++++ GIVEN RECORDS ++++

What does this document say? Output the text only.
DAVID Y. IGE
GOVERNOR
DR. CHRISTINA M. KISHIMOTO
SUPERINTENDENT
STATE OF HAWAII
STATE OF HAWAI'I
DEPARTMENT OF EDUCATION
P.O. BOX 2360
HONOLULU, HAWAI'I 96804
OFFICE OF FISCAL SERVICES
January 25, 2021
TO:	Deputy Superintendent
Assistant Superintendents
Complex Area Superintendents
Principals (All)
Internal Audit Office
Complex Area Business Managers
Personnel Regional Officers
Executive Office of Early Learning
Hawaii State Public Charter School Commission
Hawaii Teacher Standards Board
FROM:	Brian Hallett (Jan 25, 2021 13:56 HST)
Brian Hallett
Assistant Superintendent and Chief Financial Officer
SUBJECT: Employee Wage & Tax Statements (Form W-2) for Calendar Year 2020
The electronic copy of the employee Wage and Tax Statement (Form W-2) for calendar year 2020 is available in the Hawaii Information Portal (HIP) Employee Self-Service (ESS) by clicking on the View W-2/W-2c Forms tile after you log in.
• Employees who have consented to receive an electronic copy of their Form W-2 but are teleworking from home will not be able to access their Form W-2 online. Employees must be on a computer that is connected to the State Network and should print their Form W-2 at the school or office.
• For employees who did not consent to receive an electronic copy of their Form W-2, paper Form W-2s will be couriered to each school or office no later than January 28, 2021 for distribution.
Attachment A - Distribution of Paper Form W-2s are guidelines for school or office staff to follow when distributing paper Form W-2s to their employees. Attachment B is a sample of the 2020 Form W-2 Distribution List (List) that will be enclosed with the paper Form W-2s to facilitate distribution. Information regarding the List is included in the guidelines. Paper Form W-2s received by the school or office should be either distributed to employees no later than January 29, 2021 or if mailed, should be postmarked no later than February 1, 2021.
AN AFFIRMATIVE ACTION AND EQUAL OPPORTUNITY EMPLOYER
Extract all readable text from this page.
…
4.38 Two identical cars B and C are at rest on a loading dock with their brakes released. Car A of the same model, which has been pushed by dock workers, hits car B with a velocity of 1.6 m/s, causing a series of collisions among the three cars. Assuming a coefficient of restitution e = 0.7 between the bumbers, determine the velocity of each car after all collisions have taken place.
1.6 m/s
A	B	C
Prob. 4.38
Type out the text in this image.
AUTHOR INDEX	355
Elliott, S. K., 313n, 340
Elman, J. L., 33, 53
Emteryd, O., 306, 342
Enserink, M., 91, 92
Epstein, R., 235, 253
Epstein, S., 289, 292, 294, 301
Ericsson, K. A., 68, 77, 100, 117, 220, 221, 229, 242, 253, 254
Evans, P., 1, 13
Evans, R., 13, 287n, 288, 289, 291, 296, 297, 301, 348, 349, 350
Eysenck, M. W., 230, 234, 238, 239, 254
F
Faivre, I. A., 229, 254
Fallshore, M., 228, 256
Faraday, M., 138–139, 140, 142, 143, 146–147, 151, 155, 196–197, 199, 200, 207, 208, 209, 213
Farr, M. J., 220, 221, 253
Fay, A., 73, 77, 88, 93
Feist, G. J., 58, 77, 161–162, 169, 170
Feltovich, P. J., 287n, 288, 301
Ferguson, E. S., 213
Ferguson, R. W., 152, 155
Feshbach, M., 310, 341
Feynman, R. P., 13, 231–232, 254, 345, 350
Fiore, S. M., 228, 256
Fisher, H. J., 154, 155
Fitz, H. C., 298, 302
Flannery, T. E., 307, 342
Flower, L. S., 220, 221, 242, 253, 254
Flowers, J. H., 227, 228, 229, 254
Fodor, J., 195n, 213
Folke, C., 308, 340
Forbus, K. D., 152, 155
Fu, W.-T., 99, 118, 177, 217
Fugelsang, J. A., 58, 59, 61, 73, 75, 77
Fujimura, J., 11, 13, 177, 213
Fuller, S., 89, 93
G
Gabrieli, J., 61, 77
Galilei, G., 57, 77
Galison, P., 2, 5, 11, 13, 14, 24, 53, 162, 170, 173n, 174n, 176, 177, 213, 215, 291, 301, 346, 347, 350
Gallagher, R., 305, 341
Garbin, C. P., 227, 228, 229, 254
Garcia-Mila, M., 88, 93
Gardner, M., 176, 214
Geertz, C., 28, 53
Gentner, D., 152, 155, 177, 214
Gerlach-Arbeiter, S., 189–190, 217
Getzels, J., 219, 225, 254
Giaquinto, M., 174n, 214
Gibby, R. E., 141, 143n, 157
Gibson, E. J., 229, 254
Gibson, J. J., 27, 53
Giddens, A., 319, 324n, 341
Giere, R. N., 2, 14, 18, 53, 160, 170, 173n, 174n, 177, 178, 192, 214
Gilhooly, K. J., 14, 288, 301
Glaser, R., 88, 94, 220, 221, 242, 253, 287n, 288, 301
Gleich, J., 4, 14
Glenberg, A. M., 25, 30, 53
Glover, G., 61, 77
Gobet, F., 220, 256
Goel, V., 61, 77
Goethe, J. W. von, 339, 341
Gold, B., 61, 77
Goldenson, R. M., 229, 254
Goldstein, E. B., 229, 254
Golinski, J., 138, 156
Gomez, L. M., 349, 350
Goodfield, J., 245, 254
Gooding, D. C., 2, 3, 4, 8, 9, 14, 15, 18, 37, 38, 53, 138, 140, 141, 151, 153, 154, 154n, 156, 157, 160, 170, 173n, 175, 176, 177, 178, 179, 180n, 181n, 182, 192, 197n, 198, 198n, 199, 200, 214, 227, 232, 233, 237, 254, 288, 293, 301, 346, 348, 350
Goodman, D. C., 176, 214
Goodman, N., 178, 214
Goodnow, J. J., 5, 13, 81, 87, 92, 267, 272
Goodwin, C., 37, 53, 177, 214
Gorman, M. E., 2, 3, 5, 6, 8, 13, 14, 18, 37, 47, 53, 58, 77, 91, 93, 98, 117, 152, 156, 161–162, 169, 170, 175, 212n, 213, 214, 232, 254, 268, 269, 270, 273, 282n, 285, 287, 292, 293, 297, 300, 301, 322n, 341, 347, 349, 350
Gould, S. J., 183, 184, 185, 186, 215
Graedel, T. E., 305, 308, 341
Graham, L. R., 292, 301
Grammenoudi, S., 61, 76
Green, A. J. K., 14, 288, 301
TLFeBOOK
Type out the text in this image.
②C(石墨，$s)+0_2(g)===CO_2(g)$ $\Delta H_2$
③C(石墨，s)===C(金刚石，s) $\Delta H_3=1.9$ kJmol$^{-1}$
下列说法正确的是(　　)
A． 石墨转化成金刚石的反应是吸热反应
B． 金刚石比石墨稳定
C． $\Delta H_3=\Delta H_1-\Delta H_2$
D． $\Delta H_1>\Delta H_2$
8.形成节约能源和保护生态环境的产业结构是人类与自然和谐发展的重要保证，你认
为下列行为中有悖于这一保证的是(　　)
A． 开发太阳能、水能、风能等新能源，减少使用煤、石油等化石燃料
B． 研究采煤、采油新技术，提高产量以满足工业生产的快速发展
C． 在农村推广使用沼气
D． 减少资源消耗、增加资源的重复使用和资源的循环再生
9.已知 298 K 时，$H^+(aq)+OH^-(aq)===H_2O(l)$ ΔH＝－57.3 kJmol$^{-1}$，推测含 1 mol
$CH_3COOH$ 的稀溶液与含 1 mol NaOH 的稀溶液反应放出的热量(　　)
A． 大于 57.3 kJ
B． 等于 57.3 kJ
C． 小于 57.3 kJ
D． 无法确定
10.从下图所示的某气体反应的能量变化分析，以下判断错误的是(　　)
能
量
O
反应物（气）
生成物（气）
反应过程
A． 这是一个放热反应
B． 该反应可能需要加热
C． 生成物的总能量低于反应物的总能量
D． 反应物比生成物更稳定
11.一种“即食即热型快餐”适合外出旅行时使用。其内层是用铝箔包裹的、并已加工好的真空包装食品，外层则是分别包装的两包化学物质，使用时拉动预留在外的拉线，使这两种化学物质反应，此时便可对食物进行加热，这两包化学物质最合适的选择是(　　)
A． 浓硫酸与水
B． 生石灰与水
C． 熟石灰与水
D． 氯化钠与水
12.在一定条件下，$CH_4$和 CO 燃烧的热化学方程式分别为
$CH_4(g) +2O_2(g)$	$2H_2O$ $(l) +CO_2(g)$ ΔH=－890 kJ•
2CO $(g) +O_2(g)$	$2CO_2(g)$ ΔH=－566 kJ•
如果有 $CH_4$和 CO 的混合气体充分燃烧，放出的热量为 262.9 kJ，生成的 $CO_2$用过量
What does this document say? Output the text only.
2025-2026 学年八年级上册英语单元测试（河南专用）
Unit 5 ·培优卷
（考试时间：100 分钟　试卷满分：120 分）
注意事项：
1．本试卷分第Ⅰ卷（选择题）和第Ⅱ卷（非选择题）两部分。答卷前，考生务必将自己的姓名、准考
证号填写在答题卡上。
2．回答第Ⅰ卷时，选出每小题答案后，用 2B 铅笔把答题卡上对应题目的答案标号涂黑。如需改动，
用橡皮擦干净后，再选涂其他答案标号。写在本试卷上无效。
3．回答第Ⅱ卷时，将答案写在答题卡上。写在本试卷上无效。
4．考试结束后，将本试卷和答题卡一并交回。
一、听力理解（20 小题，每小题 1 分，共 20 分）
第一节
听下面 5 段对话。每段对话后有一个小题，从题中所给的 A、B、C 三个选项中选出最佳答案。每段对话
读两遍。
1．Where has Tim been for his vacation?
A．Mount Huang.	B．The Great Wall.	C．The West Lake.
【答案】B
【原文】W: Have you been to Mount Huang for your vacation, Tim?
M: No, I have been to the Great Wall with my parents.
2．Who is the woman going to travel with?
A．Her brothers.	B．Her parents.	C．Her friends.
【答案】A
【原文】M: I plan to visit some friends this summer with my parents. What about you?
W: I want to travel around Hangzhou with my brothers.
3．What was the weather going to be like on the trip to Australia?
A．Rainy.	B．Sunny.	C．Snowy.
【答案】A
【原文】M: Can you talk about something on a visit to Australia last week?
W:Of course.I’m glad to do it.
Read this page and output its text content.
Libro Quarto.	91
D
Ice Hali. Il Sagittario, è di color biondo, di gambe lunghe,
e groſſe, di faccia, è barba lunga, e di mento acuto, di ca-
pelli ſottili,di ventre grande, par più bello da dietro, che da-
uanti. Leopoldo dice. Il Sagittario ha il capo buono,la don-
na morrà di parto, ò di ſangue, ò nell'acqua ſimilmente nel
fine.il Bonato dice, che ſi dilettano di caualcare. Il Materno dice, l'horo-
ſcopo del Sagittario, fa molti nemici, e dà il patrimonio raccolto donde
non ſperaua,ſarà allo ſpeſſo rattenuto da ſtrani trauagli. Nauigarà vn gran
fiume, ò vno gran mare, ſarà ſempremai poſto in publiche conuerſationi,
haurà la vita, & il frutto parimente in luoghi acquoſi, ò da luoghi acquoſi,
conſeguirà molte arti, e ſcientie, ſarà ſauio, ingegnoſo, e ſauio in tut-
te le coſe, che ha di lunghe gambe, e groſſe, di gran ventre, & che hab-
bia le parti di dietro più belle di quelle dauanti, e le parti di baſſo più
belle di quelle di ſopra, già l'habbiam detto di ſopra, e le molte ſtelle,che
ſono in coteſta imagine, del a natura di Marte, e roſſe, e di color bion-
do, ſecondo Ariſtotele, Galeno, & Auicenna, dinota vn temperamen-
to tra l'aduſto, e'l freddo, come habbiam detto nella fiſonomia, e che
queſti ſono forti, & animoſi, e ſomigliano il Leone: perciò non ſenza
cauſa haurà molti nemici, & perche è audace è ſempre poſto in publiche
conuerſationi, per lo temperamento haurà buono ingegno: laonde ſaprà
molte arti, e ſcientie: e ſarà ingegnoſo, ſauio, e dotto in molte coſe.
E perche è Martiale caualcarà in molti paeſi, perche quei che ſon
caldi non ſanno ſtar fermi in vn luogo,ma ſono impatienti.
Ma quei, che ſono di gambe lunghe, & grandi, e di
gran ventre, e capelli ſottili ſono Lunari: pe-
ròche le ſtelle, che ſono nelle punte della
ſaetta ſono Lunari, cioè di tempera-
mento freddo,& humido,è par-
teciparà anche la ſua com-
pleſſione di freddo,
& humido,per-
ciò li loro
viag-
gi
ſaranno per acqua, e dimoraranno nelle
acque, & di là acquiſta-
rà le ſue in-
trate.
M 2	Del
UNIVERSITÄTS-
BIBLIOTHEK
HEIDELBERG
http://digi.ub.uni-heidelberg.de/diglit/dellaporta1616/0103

++++

EXERCISE GOAL.
Using the listing above, pull out all lines that hold the word "after".

OUTPUT BELOW.
The electronic copy of the employee Wage and Tax Statement (Form W-2) for calendar year 2020 is available in the Hawaii Information Portal (HIP) Employee Self-Service (ESS) by clicking on the View W-2/W-2c Forms tile after you log in.
4.38 Two identical cars B and C are at rest on a loading dock with their brakes released. Car A of the same model, which has been pushed by dock workers, hits car B with a velocity of 1.6 m/s, causing a series of collisions among the three cars. Assuming a coefficient of restitution e = 0.7 between the bumbers, determine the velocity of each car after all collisions have taken place.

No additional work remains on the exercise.